Saved entries -
☆ ☆ ☆ ☆ ☆ ☆ ☆

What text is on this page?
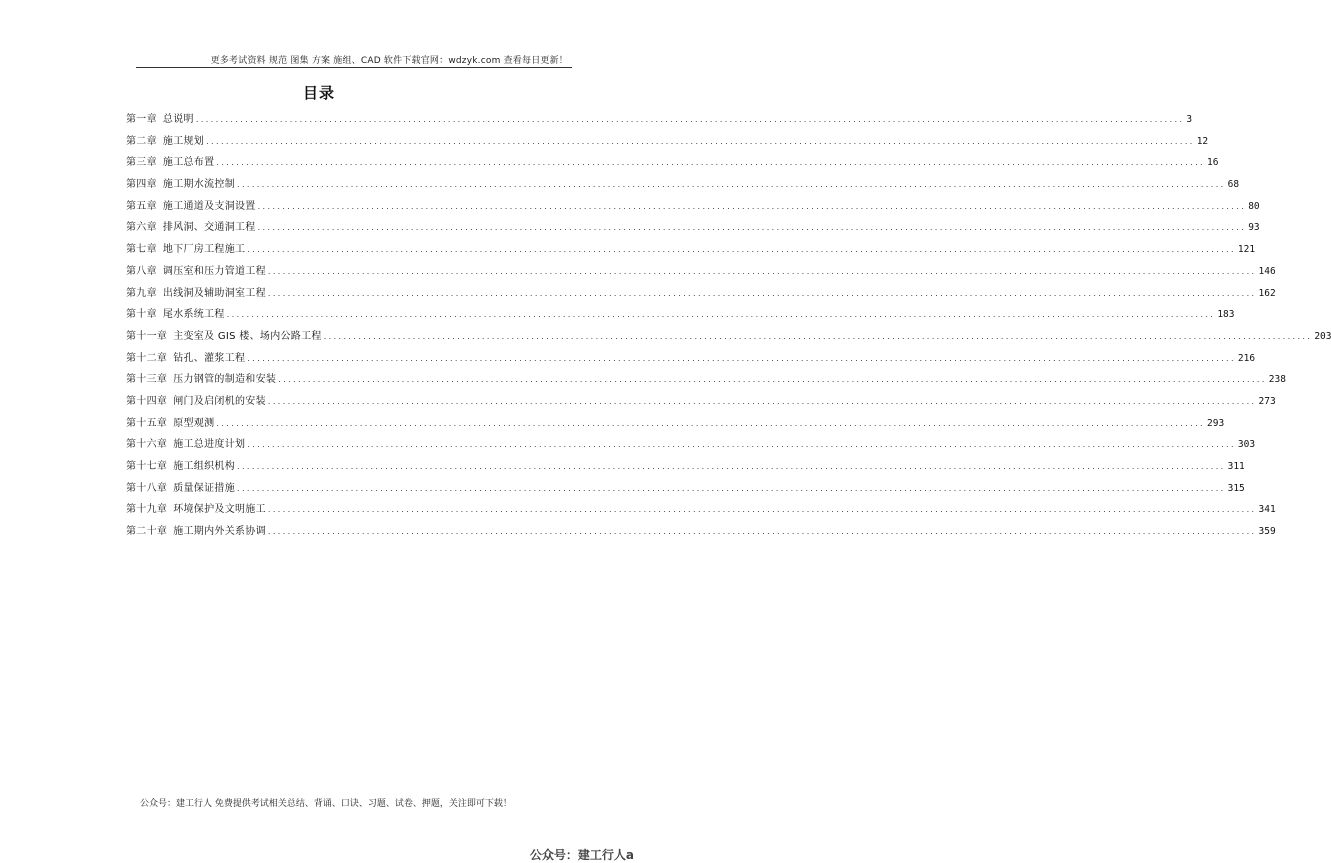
更多考试资料 规范 图集 方案 施组、CAD 软件下载官网：wdzyk.com 查看每日更新！
目录
第一章 总说明 ........................................................................................................................................................................................................ 3
第二章 施工规划 ........................................................................................................................................................................................................ 12
第三章 施工总布置 ........................................................................................................................................................................................................ 16
第四章 施工期水流控制 ........................................................................................................................................................................................................ 68
第五章 施工通道及支洞设置 ........................................................................................................................................................................................................ 80
第六章 排风洞、交通洞工程 ........................................................................................................................................................................................................ 93
第七章 地下厂房工程施工 ........................................................................................................................................................................................................ 121
第八章 调压室和压力管道工程 ........................................................................................................................................................................................................ 146
第九章 出线洞及辅助洞室工程 ........................................................................................................................................................................................................ 162
第十章 尾水系统工程 ........................................................................................................................................................................................................ 183
第十一章 主变室及 GIS 楼、场内公路工程 ........................................................................................................................................................................................................ 203
第十二章 钻孔、灌浆工程 ........................................................................................................................................................................................................ 216
第十三章 压力钢管的制造和安装 ........................................................................................................................................................................................................ 238
第十四章 闸门及启闭机的安装 ........................................................................................................................................................................................................ 273
第十五章 原型观测 ........................................................................................................................................................................................................ 293
第十六章 施工总进度计划 ........................................................................................................................................................................................................ 303
第十七章 施工组织机构 ........................................................................................................................................................................................................ 311
第十八章 质量保证措施 ........................................................................................................................................................................................................ 315
第十九章 环境保护及文明施工 ........................................................................................................................................................................................................ 341
第二十章 施工期内外关系协调 ........................................................................................................................................................................................................ 359
公众号：建工行人 免费提供考试相关总结、背诵、口诀、习题、试卷、押题，关注即可下载！
公众号：建工行人a
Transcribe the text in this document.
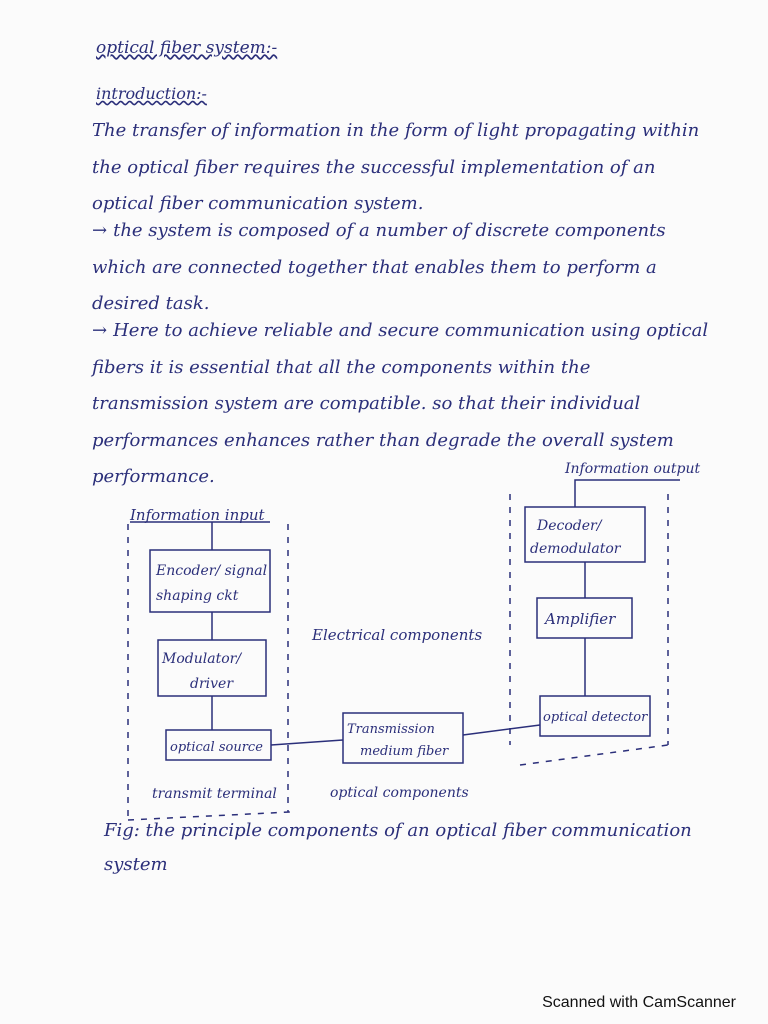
optical fiber system:-
introduction:-

The transfer of information in the form of light propagating within the optical fiber requires the successful implementation of an optical fiber communication system.

→ the system is composed of a number of discrete components which are connected together that enables them to perform a desired task.

→ Here to achieve reliable and secure communication using optical fibers it is essential that all the components within the transmission system are compatible. so that their individual performances enhances rather than degrade the overall system performance.

Information input
Information output
Encoder/ signal
shaping ckt
Modulator/
driver
optical source
Transmission
medium fiber
optical detector
Amplifier
Decoder/
demodulator
Electrical components
optical components
transmit terminal

Fig: the principle components of an optical fiber communication system

Scanned with CamScanner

☆ ☆ ☆ ☆ ☆ ☆ ☆

What is expected -
From the data above, gather every line that includes the word "text".

Full response -
What text is on this page?
Transcribe the text in this document.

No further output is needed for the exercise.